■ **Problem requirements**
Only lines holding the word "языки" should be copied from the material.
** Begin Data extract **
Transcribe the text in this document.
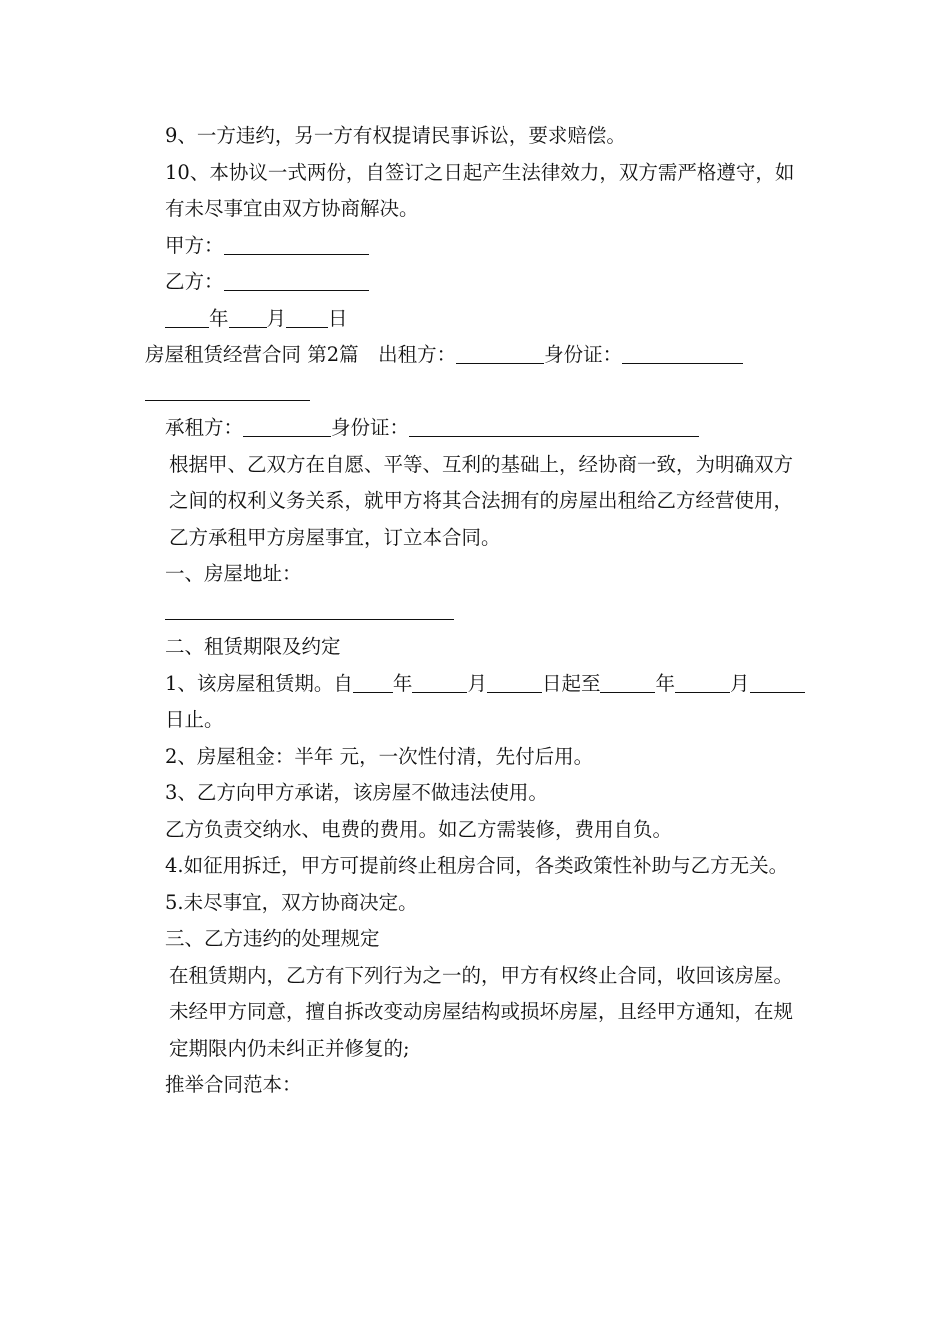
9、一方违约，另一方有权提请民事诉讼，要求赔偿。

10、本协议一式两份，自签订之日起产生法律效力，双方需严格遵守，如有未尽事宜由双方协商解决。

甲方：

乙方：

年 月 日

房屋租赁经营合同 第2篇　出租方：	身份证：

承租方：	身份证：

根据甲、乙双方在自愿、平等、互利的基础上，经协商一致，为明确双方之间的权利义务关系，就甲方将其合法拥有的房屋出租给乙方经营使用，乙方承租甲方房屋事宜，订立本合同。

一、房屋地址：

二、租赁期限及约定

1、该房屋租赁期。自 年	月	日起至	年	月日止。

2、房屋租金：半年 元，一次性付清，先付后用。

3、乙方向甲方承诺，该房屋不做违法使用。

乙方负责交纳水、电费的费用。如乙方需装修，费用自负。

4.如征用拆迁，甲方可提前终止租房合同，各类政策性补助与乙方无关。

5.未尽事宜，双方协商决定。

三、乙方违约的处理规定

在租赁期内，乙方有下列行为之一的，甲方有权终止合同，收回该房屋。

未经甲方同意，擅自拆改变动房屋结构或损坏房屋，且经甲方通知，在规定期限内仍未纠正并修复的;

推举合同范本：
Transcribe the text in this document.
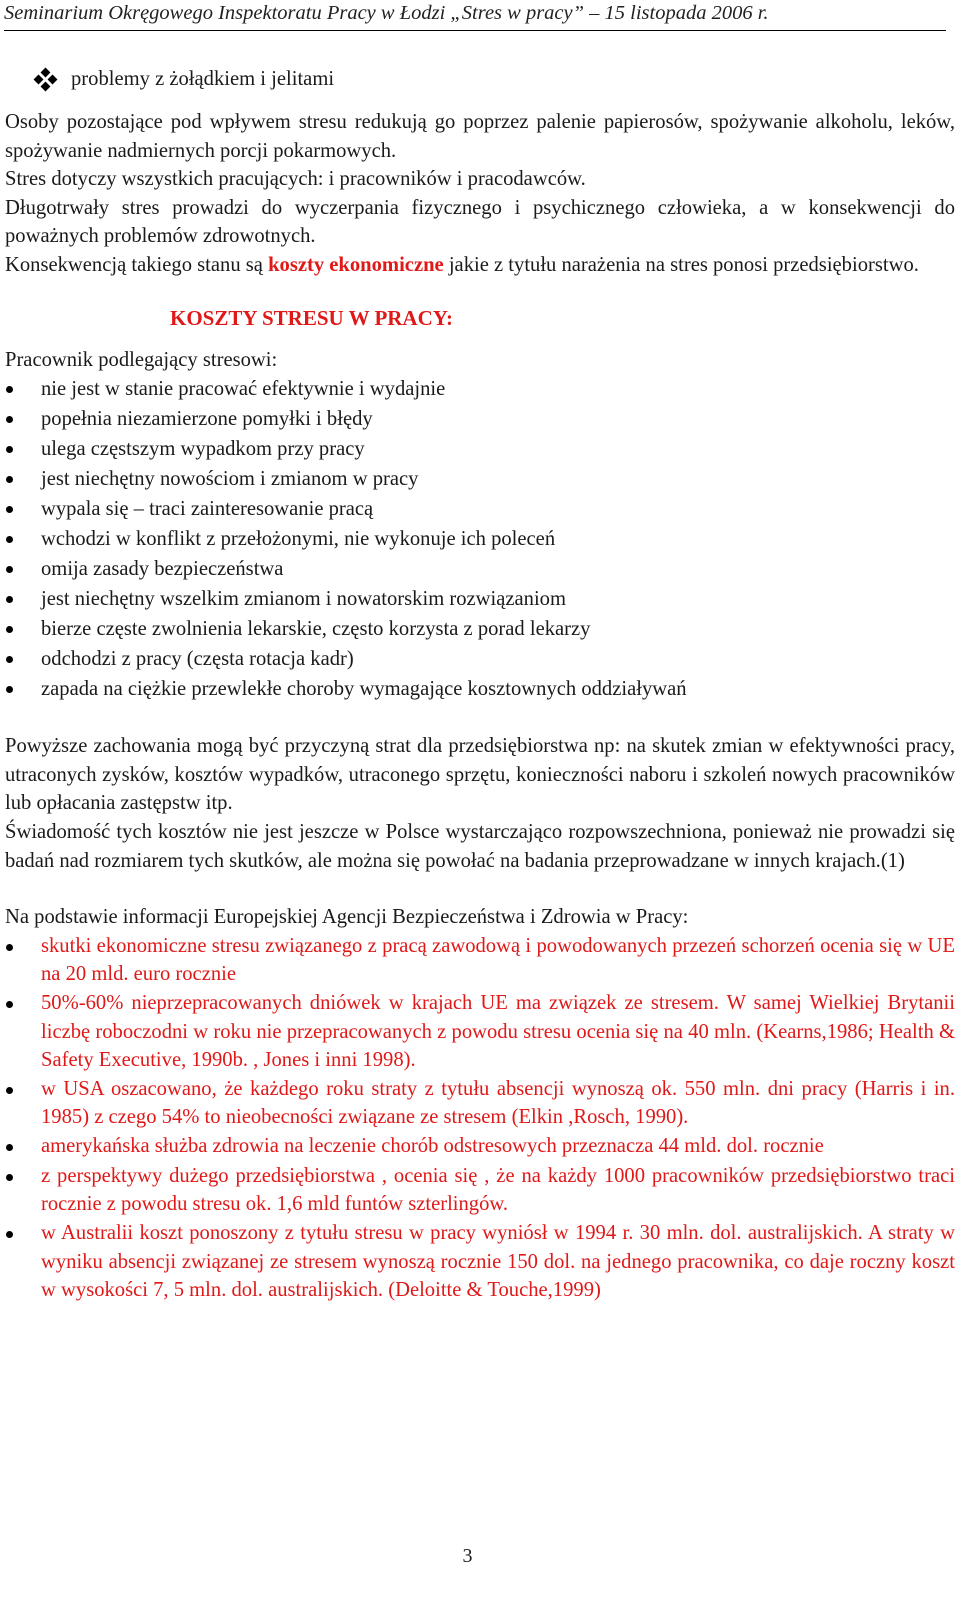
Seminarium Okręgowego Inspektoratu Pracy w Łodzi „Stres w pracy” – 15 listopada 2006 r.
problemy z żołądkiem i jelitami

Osoby pozostające pod wpływem stresu redukują go poprzez palenie papierosów, spożywanie alkoholu, leków, spożywanie nadmiernych porcji pokarmowych.

Stres dotyczy wszystkich pracujących: i pracowników i pracodawców.

Długotrwały stres prowadzi do wyczerpania fizycznego i psychicznego człowieka, a w konsekwencji do poważnych problemów zdrowotnych.

Konsekwencją takiego stanu są koszty ekonomiczne jakie z tytułu narażenia na stres ponosi przedsiębiorstwo.

KOSZTY STRESU W PRACY:

Pracownik podlegający stresowi:

nie jest w stanie pracować efektywnie i wydajnie
popełnia niezamierzone pomyłki i błędy
ulega częstszym wypadkom przy pracy
jest niechętny nowościom i zmianom w pracy
wypala się – traci zainteresowanie pracą
wchodzi w konflikt z przełożonymi, nie wykonuje ich poleceń
omija zasady bezpieczeństwa
jest niechętny wszelkim zmianom i nowatorskim rozwiązaniom
bierze częste zwolnienia lekarskie, często korzysta z porad lekarzy
odchodzi z pracy (częsta rotacja kadr)
zapada na ciężkie przewlekłe choroby wymagające kosztownych oddziaływań

Powyższe zachowania mogą być przyczyną strat dla przedsiębiorstwa np: na skutek zmian w efektywności pracy, utraconych zysków, kosztów wypadków, utraconego sprzętu, konieczności naboru i szkoleń nowych pracowników lub opłacania zastępstw itp.

Świadomość tych kosztów nie jest jeszcze w Polsce wystarczająco rozpowszechniona, ponieważ nie prowadzi się badań nad rozmiarem tych skutków, ale można się powołać na badania przeprowadzane w innych krajach.(1)

Na podstawie informacji Europejskiej Agencji Bezpieczeństwa i Zdrowia w Pracy:

skutki ekonomiczne stresu związanego z pracą zawodową i powodowanych przezeń schorzeń ocenia się w UE na 20 mld. euro rocznie
50%-60% nieprzepracowanych dniówek w krajach UE ma związek ze stresem. W samej Wielkiej Brytanii liczbę roboczodni w roku nie przepracowanych z powodu stresu ocenia się na 40 mln. (Kearns,1986; Health & Safety Executive, 1990b. , Jones i inni 1998).
w USA oszacowano, że każdego roku straty z tytułu absencji wynoszą ok. 550 mln. dni pracy (Harris i in. 1985) z czego 54% to nieobecności związane ze stresem (Elkin ,Rosch, 1990).
amerykańska służba zdrowia na leczenie chorób odstresowych przeznacza 44 mld. dol. rocznie
z perspektywy dużego przedsiębiorstwa , ocenia się , że na każdy 1000 pracowników przedsiębiorstwo traci rocznie z powodu stresu ok. 1,6 mld funtów szterlingów.
w Australii koszt ponoszony z tytułu stresu w pracy wyniósł w 1994 r. 30 mln. dol. australijskich. A straty w wyniku absencji związanej ze stresem wynoszą rocznie 150 dol. na jednego pracownika, co daje roczny koszt w wysokości 7, 5 mln. dol. australijskich. (Deloitte & Touche,1999)
3
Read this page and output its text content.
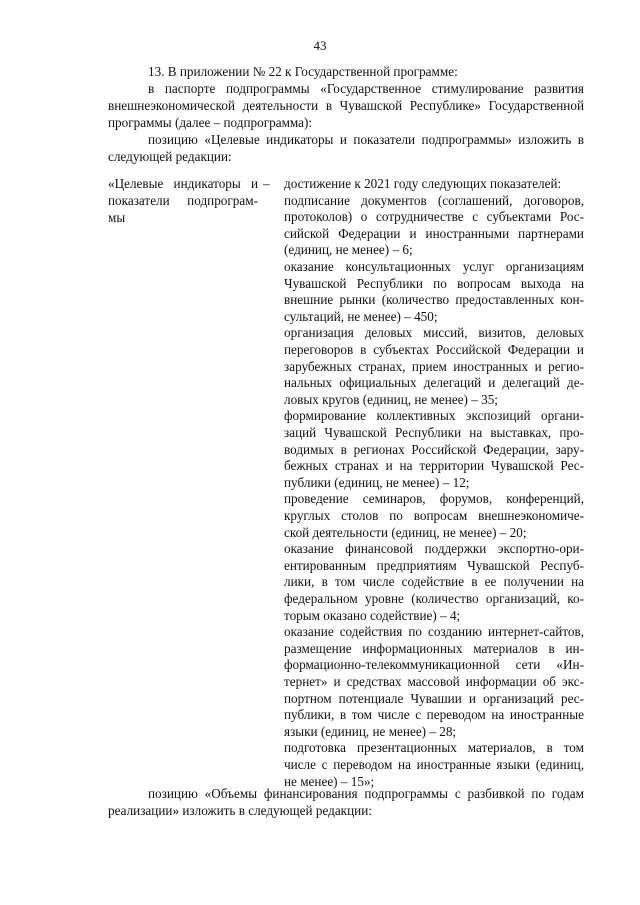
43

13. В приложении № 22 к Государственной программе:

в паспорте подпрограммы «Государственное стимулирование развития

внешнеэкономической деятельности в Чувашской Республике» Государственной

программы (далее – подпрограмма):

позицию «Целевые индикаторы и показатели подпрограммы» изложить в

следующей редакции:

«Целевые индикаторы и

показатели подпрограм-

мы

– достижение к 2021 году следующих показателей:

подписание документов (соглашений, договоров,

протоколов) о сотрудничестве с субъектами Рос-

сийской Федерации и иностранными партнерами

(единиц, не менее) – 6;

оказание консультационных услуг организациям

Чувашской Республики по вопросам выхода на

внешние рынки (количество предоставленных кон-

сультаций, не менее) – 450;

организация деловых миссий, визитов, деловых

переговоров в субъектах Российской Федерации и

зарубежных странах, прием иностранных и регио-

нальных официальных делегаций и делегаций де-

ловых кругов (единиц, не менее) – 35;

формирование коллективных экспозиций органи-

заций Чувашской Республики на выставках, про-

водимых в регионах Российской Федерации, зару-

бежных странах и на территории Чувашской Рес-

публики (единиц, не менее) – 12;

проведение семинаров, форумов, конференций,

круглых столов по вопросам внешнеэкономиче-

ской деятельности (единиц, не менее) – 20;

оказание финансовой поддержки экспортно-ори-

ентированным предприятиям Чувашской Респуб-

лики, в том числе содействие в ее получении на

федеральном уровне (количество организаций, ко-

торым оказано содействие) – 4;

оказание содействия по созданию интернет-сайтов,

размещение информационных материалов в ин-

формационно-телекоммуникационной сети «Ин-

тернет» и средствах массовой информации об экс-

портном потенциале Чувашии и организаций рес-

публики, в том числе с переводом на иностранные

языки (единиц, не менее) – 28;

подготовка презентационных материалов, в том

числе с переводом на иностранные языки (единиц,

не менее) – 15»;

позицию «Объемы финансирования подпрограммы с разбивкой по годам

реализации» изложить в следующей редакции:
** End Data extract **
■ **Written answer**
языки (единиц, не менее) – 28;
числе с переводом на иностранные языки (единиц,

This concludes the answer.